--- START ---
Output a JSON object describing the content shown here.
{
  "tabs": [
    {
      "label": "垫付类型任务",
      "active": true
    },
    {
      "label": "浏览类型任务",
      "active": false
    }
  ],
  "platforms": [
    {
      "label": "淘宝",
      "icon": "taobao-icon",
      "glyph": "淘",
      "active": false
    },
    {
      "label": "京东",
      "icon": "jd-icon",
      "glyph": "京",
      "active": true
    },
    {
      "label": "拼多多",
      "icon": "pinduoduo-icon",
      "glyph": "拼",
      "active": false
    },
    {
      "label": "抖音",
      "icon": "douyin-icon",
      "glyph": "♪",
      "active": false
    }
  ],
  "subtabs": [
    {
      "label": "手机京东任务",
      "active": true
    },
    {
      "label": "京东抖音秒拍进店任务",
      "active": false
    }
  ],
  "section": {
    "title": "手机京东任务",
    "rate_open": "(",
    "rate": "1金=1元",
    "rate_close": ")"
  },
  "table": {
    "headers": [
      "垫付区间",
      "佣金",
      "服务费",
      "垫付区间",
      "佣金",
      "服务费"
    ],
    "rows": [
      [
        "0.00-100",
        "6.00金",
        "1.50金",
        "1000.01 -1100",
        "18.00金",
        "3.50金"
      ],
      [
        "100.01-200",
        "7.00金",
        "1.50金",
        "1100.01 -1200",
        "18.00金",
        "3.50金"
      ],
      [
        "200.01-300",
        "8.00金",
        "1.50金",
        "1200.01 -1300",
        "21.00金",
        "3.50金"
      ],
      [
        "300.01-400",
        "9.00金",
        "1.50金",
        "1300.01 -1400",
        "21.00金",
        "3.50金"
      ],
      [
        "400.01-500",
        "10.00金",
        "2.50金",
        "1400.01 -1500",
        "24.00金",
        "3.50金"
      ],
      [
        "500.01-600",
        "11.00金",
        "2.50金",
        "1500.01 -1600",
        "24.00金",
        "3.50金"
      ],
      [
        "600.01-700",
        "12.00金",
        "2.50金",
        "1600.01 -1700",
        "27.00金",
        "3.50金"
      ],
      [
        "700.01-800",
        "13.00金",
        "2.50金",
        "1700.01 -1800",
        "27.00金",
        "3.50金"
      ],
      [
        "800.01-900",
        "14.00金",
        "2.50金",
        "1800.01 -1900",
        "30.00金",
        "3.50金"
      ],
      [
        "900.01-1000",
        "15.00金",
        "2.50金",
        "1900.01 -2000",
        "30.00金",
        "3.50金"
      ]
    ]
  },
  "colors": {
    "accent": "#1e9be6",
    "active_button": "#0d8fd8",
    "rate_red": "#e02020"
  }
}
--- END ---
* [Your goal] Reproduce the records word for word.

* [The completed task]
Output a JSON object describing the content shown here.
{
  "tabs": [
    {
      "label": "垫付类型任务",
      "active": true
    },
    {
      "label": "浏览类型任务",
      "active": false
    }
  ],
  "platforms": [
    {
      "label": "淘宝",
      "icon": "taobao-icon",
      "glyph": "淘",
      "active": false
    },
    {
      "label": "京东",
      "icon": "jd-icon",
      "glyph": "京",
      "active": true
    },
    {
      "label": "拼多多",
      "icon": "pinduoduo-icon",
      "glyph": "拼",
      "active": false
    },
    {
      "label": "抖音",
      "icon": "douyin-icon",
      "glyph": "♪",
      "active": false
    }
  ],
  "subtabs": [
    {
      "label": "手机京东任务",
      "active": true
    },
    {
      "label": "京东抖音秒拍进店任务",
      "active": false
    }
  ],
  "section": {
    "title": "手机京东任务",
    "rate_open": "(",
    "rate": "1金=1元",
    "rate_close": ")"
  },
  "table": {
    "headers": [
      "垫付区间",
      "佣金",
      "服务费",
      "垫付区间",
      "佣金",
      "服务费"
    ],
    "rows": [
      [
        "0.00-100",
        "6.00金",
        "1.50金",
        "1000.01 -1100",
        "18.00金",
        "3.50金"
      ],
      [
        "100.01-200",
        "7.00金",
        "1.50金",
        "1100.01 -1200",
        "18.00金",
        "3.50金"
      ],
      [
        "200.01-300",
        "8.00金",
        "1.50金",
        "1200.01 -1300",
        "21.00金",
        "3.50金"
      ],
      [
        "300.01-400",
        "9.00金",
        "1.50金",
        "1300.01 -1400",
        "21.00金",
        "3.50金"
      ],
      [
        "400.01-500",
        "10.00金",
        "2.50金",
        "1400.01 -1500",
        "24.00金",
        "3.50金"
      ],
      [
        "500.01-600",
        "11.00金",
        "2.50金",
        "1500.01 -1600",
        "24.00金",
        "3.50金"
      ],
      [
        "600.01-700",
        "12.00金",
        "2.50金",
        "1600.01 -1700",
        "27.00金",
        "3.50金"
      ],
      [
        "700.01-800",
        "13.00金",
        "2.50金",
        "1700.01 -1800",
        "27.00金",
        "3.50金"
      ],
      [
        "800.01-900",
        "14.00金",
        "2.50金",
        "1800.01 -1900",
        "30.00金",
        "3.50金"
      ],
      [
        "900.01-1000",
        "15.00金",
        "2.50金",
        "1900.01 -2000",
        "30.00金",
        "3.50金"
      ]
    ]
  },
  "colors": {
    "accent": "#1e9be6",
    "active_button": "#0d8fd8",
    "rate_red": "#e02020"
  }
}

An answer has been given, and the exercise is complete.